• Your objective
Take every line from the listing below that includes "screenshot" and copy it.

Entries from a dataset
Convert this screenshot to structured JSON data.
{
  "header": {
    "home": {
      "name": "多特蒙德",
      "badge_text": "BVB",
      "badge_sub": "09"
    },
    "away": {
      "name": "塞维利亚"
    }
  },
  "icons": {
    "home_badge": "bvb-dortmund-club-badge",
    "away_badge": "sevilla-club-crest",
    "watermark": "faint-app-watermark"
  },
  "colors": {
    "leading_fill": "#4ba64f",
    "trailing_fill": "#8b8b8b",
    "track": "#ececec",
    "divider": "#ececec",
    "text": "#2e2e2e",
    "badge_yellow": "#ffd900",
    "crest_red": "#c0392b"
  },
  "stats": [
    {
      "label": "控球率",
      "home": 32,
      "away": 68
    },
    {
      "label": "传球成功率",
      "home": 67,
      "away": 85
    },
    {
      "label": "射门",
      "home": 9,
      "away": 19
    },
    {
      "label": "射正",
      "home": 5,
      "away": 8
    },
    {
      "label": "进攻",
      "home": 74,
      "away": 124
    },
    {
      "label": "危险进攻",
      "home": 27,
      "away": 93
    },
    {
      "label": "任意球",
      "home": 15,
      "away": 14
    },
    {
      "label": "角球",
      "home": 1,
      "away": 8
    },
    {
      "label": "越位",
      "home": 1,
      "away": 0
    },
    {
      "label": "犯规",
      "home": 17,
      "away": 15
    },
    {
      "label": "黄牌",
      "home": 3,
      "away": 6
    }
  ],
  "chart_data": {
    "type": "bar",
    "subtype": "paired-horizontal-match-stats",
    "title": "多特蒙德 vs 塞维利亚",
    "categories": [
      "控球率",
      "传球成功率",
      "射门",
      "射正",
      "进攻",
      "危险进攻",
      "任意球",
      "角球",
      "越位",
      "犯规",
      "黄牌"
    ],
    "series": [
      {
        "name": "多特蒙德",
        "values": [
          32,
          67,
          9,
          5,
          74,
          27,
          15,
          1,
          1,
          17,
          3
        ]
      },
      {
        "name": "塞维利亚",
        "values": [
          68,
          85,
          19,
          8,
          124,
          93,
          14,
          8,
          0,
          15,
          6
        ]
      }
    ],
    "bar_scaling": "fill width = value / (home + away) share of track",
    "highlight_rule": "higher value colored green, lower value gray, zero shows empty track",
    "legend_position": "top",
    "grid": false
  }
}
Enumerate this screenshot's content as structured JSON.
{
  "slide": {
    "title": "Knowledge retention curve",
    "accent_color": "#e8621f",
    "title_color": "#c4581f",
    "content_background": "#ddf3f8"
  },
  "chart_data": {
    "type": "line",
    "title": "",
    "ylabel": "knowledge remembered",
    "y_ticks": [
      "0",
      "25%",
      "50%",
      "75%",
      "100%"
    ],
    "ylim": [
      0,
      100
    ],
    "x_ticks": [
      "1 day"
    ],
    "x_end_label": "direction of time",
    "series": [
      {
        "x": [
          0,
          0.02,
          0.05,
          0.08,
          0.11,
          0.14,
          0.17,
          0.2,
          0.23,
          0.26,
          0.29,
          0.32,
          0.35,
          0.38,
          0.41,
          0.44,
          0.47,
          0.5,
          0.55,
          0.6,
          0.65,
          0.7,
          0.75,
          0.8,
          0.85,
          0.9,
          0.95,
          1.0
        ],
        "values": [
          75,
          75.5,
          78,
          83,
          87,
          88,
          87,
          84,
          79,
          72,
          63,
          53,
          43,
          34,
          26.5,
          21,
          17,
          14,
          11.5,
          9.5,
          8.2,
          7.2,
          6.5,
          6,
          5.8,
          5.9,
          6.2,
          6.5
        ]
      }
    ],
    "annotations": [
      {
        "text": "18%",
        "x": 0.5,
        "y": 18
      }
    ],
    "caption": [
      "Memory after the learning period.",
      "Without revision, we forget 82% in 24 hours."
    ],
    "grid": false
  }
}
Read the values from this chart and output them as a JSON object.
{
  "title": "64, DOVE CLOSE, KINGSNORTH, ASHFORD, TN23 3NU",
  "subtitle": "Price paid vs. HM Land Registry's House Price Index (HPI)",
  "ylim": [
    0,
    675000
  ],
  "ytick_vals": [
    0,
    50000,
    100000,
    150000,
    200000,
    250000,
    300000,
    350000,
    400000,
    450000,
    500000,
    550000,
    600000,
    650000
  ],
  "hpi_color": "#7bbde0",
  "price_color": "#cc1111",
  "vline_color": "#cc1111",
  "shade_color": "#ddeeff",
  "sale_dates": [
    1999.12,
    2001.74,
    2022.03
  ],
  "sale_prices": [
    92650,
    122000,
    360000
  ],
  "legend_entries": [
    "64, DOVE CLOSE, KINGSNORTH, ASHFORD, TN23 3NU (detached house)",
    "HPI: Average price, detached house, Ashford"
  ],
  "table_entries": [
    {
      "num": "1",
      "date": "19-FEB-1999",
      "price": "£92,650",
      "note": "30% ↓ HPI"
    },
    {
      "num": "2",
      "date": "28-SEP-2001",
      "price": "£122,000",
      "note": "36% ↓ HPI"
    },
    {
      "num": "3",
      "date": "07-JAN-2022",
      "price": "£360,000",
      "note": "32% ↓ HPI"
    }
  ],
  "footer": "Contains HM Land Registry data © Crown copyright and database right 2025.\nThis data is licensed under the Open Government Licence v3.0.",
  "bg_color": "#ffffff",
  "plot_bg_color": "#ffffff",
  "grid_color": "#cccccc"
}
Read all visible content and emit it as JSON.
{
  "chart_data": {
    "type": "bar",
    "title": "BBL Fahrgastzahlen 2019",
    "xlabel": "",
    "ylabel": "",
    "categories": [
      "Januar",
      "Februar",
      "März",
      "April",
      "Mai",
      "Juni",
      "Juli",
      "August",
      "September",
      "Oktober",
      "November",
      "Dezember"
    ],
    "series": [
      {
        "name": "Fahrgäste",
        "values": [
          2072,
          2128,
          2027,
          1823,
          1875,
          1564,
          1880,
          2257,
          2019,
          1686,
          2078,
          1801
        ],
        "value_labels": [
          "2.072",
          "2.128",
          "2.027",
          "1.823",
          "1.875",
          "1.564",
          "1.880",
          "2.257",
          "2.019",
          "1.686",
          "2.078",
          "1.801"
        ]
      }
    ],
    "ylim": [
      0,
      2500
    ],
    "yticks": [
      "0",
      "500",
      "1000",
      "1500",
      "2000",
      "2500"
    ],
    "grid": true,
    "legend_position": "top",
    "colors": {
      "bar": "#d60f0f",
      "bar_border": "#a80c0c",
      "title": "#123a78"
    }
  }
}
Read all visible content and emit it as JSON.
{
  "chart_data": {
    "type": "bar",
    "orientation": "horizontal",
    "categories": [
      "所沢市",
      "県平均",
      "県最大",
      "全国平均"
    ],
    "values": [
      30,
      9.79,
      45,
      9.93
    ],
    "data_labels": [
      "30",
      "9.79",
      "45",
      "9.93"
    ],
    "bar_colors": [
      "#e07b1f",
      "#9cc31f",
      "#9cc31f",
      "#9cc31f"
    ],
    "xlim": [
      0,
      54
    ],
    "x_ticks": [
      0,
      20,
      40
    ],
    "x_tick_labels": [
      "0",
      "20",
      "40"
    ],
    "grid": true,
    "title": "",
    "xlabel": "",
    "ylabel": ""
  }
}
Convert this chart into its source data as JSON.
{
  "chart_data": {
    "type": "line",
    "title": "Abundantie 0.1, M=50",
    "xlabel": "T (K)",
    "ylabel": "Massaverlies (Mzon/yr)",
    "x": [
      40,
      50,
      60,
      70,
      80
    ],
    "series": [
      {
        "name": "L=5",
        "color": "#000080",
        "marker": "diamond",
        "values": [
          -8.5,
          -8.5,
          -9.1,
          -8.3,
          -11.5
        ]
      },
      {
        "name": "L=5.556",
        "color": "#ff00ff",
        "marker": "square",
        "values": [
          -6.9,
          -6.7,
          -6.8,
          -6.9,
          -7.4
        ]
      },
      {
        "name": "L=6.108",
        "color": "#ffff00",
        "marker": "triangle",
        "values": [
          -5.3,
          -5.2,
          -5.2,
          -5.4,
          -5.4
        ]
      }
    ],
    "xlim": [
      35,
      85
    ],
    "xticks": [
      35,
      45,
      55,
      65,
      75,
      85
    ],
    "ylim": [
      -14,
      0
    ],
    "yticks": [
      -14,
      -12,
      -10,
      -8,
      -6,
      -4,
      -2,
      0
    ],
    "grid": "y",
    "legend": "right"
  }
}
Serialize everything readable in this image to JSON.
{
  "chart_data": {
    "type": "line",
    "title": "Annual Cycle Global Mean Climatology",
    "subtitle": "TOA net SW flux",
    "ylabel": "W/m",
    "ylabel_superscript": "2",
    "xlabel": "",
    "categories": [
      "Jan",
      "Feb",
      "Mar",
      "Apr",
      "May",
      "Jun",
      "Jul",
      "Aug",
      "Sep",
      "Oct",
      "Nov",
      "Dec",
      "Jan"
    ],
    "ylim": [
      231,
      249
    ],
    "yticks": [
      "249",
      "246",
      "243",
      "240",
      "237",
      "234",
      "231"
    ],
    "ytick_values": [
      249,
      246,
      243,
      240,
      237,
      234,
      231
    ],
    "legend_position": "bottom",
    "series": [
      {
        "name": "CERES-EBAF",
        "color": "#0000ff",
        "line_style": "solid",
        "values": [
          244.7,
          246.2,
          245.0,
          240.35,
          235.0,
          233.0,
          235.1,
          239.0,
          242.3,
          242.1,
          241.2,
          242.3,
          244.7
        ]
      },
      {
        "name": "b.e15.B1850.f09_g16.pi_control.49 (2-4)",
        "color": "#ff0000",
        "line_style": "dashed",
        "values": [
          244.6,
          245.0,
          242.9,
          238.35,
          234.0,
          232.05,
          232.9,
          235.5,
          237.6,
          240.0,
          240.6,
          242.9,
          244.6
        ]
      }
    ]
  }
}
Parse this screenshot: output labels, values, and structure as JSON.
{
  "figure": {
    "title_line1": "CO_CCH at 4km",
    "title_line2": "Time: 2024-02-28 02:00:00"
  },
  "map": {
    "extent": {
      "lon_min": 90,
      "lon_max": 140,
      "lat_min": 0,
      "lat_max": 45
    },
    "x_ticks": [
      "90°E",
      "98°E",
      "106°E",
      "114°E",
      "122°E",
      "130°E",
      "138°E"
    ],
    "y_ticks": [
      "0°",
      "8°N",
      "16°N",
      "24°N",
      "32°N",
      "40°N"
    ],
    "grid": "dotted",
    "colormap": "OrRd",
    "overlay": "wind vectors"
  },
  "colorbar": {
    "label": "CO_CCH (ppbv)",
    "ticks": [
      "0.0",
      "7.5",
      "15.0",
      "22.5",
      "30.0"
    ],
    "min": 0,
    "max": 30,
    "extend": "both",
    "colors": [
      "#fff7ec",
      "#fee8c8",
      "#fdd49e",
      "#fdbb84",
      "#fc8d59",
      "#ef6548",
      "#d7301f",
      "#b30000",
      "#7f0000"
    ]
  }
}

• Result of this task
Convert this screenshot to structured JSON data.
Enumerate this screenshot's content as structured JSON.
Parse this screenshot: output labels, values, and structure as JSON.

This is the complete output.